▶ _TEXT PROVIDED_:
---------------

Monday, October 31, 2005


Another Google Maps Mashup

Where in the World is Carmen San Diego meets Google Maps to produce Brewster Jennings Protects America. (Thx Slashdot.)


1,000,000 iTunes Videos

One million videos sold on iTunes in under 20 days, according to Reuters via Yahoo News. I'd really like to get the two old Twilight Zones with William Shatner, or the one with Carol Burnett.


Google's Sergey Brin Podcast

ITConversations has recorded a conversation between Sergey Brin of Google and John Battelle author of The Search.


Google Search or Google Ads?

The NYT (registration required) has a piece on Google as a media/ad company.
Those little ads - 12 word snippets of text, linked to topics that users are actually interested in - have turned Google into one of the biggest advertising vehicles the world has ever seen. This year, Google will sell $6.1 billion in ads, nearly double what it sold last year, according to Anthony Noto, an analyst at Goldman Sachs. That is more advertising than is sold by any newspaper chain, magazine publisher or television network. By next year, Mr. Noto said, he expects Google to have advertising revenue of $9.5 billion. That would place it fourth among American media companies in total ad sales after Viacom, the News Corporation and the Walt Disney Company, but ahead of giants including NBC Universal and Time Warner.


HIDDEN behind its simple white pages, Google has already created what it says is one of the most sophisticated artificial intelligence systems ever built. In a fraction of a second, it can evaluate millions of variables about its users and advertisers, correlate them with its potential database of billions of ads and deliver the message to which each user is most likely to respond.


"If we can figure out a way to improve the quality of ads on television with ads that have real value for end-users, we should do it," he said. While he is watching television, for example, "Why do I see women's clothing ads?" he said. "Why don't I see just men's clothing ads?"
So there we have it! Google plans to manage TV ads.


Turing's Cathedral

John Batelle pointed me to George Dyson's essay on Google, entitled, "Turing's Cathedral." Here is the full text. Here is the intro:
My visit to Google? Despite the whimsical furniture and other toys, I felt I was entering a 14th-century cathedral — not in the 14th century but in the 12th century, while it was being built. Everyone was busy carving one stone here and another stone there, with some invisible architect getting everything to fit. The mood was playful, yet there was a palpable reverence in the air. "We are not scanning all those books to be read by people," explained one of my hosts after my talk. "We are scanning them to be read by an AI."

---------------

▶ _EXTRACTED ENTRIES_:
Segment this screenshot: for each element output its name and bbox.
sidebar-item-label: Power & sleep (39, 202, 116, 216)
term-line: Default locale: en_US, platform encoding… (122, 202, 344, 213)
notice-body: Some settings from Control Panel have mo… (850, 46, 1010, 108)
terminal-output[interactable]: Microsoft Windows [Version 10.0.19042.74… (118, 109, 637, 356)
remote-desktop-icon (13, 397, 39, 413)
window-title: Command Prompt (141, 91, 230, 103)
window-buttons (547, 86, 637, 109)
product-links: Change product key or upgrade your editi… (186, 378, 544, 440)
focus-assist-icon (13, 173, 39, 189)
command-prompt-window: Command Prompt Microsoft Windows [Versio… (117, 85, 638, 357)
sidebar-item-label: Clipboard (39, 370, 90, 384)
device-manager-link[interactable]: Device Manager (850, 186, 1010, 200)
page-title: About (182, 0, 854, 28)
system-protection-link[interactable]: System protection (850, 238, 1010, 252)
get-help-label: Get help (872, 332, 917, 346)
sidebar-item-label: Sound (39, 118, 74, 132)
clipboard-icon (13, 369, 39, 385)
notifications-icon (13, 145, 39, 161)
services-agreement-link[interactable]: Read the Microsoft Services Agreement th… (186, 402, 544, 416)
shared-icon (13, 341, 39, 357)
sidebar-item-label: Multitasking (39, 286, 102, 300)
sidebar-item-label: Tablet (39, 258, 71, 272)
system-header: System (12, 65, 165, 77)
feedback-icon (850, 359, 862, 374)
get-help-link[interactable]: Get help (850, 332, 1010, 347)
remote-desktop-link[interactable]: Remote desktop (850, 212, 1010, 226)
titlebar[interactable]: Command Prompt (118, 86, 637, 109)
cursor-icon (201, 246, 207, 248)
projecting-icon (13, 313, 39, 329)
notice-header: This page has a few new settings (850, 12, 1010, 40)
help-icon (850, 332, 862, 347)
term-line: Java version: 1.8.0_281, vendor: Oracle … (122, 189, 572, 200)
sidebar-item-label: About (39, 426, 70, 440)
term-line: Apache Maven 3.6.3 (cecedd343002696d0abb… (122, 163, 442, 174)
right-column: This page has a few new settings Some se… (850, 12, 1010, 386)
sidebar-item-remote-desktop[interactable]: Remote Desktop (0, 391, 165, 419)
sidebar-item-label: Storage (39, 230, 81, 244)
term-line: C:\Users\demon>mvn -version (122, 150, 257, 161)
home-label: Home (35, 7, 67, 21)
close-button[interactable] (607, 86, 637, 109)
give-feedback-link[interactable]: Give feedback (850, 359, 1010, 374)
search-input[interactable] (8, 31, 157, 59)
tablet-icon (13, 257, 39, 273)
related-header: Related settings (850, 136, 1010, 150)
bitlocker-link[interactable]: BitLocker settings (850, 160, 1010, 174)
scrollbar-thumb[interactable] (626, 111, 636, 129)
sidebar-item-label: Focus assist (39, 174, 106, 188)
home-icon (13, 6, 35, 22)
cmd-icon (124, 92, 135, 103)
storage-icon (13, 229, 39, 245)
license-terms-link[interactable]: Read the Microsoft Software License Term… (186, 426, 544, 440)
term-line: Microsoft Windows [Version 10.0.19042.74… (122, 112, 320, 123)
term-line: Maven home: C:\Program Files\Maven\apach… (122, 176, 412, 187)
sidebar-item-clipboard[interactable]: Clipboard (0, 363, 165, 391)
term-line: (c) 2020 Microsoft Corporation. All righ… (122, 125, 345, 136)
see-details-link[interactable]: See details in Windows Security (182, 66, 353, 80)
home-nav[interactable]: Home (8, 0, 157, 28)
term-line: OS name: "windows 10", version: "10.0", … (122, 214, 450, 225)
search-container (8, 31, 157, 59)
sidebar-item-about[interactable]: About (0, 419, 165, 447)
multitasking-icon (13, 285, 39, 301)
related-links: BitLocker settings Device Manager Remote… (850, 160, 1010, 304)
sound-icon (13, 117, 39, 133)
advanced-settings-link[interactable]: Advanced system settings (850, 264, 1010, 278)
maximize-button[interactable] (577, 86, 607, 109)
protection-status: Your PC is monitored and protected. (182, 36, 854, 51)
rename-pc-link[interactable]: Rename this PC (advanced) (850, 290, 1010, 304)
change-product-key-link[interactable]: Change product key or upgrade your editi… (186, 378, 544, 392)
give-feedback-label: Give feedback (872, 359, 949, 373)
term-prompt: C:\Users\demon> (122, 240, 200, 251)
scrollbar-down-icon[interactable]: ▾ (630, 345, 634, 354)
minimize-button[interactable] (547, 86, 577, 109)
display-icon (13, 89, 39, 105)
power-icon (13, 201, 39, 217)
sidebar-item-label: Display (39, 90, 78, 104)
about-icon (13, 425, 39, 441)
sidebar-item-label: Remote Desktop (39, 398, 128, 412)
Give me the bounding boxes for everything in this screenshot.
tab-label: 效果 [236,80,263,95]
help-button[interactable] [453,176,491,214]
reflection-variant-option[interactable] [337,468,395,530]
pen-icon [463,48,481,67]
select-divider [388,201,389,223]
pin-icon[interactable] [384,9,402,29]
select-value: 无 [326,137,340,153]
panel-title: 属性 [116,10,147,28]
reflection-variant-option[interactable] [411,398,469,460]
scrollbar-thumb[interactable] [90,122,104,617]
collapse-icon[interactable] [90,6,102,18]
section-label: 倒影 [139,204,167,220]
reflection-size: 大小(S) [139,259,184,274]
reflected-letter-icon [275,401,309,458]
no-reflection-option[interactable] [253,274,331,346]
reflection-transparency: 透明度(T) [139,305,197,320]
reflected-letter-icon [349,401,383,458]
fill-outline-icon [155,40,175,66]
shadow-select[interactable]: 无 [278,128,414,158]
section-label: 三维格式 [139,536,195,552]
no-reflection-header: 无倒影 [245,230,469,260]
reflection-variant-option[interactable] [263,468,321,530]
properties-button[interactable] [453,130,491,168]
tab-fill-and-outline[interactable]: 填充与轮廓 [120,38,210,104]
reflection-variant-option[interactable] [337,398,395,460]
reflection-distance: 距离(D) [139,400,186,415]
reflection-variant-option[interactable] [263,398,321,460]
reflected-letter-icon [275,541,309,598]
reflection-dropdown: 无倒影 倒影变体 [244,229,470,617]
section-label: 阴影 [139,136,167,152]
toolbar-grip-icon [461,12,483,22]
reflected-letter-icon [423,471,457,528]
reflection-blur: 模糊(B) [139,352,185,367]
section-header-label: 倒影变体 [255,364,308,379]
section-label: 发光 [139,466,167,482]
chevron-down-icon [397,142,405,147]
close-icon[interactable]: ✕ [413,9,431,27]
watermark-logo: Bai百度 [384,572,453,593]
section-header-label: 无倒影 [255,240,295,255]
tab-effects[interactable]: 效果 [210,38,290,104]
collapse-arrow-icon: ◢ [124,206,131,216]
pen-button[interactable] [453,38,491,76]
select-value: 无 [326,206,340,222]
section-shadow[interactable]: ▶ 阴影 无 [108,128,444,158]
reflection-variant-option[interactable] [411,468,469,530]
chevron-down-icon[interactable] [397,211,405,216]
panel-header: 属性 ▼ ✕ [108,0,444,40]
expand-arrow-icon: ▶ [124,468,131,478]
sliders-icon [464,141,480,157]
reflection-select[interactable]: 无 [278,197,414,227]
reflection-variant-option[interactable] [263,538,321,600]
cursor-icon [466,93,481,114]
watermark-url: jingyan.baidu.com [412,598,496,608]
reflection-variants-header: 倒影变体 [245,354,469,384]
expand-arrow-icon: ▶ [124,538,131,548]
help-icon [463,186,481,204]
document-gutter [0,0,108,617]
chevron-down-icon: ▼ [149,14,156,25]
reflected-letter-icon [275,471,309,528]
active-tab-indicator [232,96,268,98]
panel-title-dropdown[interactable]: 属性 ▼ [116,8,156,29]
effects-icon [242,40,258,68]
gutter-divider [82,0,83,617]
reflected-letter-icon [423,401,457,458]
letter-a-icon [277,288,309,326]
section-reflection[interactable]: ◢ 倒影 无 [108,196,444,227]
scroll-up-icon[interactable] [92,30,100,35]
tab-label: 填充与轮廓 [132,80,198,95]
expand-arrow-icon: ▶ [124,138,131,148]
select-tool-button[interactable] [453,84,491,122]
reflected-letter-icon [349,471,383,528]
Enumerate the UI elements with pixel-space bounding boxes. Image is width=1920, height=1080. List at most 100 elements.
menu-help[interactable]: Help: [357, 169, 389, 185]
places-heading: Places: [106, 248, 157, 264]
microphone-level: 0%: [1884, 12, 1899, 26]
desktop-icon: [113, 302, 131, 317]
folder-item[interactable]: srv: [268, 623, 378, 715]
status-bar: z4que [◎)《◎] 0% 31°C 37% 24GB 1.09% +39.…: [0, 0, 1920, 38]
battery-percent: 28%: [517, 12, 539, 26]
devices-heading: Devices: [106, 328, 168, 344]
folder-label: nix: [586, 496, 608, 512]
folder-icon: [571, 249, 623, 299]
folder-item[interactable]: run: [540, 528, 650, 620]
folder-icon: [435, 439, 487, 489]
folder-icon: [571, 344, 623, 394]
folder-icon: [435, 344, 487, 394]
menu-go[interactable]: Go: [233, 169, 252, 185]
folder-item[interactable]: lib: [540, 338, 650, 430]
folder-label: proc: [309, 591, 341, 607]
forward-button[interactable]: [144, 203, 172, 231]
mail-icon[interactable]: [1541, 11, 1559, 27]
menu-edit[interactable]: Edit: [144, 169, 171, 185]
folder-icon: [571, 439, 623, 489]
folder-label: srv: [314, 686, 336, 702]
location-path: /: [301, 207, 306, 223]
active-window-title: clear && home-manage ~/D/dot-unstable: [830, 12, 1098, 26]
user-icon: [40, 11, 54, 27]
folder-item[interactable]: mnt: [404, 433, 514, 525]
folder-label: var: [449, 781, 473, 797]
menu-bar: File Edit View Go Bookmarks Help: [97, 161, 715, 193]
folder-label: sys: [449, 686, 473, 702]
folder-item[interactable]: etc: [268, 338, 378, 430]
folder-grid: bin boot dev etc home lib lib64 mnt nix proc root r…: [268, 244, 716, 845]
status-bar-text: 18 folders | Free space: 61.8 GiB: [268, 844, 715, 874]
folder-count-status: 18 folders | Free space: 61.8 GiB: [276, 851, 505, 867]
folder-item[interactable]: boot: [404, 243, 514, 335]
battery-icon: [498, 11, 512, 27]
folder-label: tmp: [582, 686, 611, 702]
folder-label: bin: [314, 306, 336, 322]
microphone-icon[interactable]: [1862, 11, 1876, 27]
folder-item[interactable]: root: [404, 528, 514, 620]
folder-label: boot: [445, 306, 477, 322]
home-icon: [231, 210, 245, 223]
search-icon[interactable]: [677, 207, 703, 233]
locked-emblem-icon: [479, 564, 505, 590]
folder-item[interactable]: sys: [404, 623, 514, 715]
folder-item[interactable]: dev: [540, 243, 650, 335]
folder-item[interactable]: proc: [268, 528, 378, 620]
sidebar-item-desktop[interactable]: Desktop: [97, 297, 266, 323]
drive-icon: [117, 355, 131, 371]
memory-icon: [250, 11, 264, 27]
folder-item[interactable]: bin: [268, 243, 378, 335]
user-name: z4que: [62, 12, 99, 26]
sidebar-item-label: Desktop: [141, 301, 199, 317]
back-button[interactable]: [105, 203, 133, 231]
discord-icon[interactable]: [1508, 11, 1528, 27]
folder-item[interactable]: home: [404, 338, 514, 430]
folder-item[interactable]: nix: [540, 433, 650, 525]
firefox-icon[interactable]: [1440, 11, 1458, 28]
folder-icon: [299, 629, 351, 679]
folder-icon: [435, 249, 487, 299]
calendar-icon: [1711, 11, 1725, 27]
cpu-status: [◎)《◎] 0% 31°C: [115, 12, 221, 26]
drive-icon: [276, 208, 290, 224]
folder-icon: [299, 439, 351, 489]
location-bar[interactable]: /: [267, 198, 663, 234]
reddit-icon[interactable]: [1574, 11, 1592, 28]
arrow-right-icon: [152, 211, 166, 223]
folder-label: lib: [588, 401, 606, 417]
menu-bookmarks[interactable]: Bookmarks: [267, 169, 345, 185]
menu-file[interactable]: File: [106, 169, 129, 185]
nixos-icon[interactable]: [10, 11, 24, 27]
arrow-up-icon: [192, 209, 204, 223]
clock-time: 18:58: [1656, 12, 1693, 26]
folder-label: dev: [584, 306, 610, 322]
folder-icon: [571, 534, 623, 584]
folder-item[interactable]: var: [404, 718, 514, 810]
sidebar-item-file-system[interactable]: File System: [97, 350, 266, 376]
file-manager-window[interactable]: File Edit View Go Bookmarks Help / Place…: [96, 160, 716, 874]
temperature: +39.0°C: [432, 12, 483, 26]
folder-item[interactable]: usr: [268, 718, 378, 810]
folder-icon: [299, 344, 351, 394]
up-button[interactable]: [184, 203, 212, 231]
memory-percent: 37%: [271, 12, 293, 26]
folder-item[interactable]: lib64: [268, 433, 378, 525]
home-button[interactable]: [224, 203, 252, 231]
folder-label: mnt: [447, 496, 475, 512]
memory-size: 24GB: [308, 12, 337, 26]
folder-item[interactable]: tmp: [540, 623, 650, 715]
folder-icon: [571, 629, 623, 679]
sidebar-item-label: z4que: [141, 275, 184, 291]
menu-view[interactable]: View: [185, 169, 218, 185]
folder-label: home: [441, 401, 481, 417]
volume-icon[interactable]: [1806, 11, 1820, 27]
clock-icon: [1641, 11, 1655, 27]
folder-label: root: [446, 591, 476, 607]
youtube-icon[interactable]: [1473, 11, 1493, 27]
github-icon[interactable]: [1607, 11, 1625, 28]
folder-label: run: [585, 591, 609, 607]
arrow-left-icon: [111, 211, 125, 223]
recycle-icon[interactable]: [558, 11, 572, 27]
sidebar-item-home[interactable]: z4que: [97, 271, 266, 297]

---------------

▶ _TASK STATEMENT_: Reproduce the blog page word for word from "One million videos" to "or Google Ads?". You can leave the data aside.

▶ _ANSWER TO THE EXERCISE_:
One million videos sold on iTunes in under 20 days, according to Reuters via Yahoo News. I'd really like to get the two old Twilight Zones with William Shatner, or the one with Carol Burnett.


Google's Sergey Brin Podcast

ITConversations has recorded a conversation between Sergey Brin of Google and John Battelle author of The Search.


Google Search or Google Ads?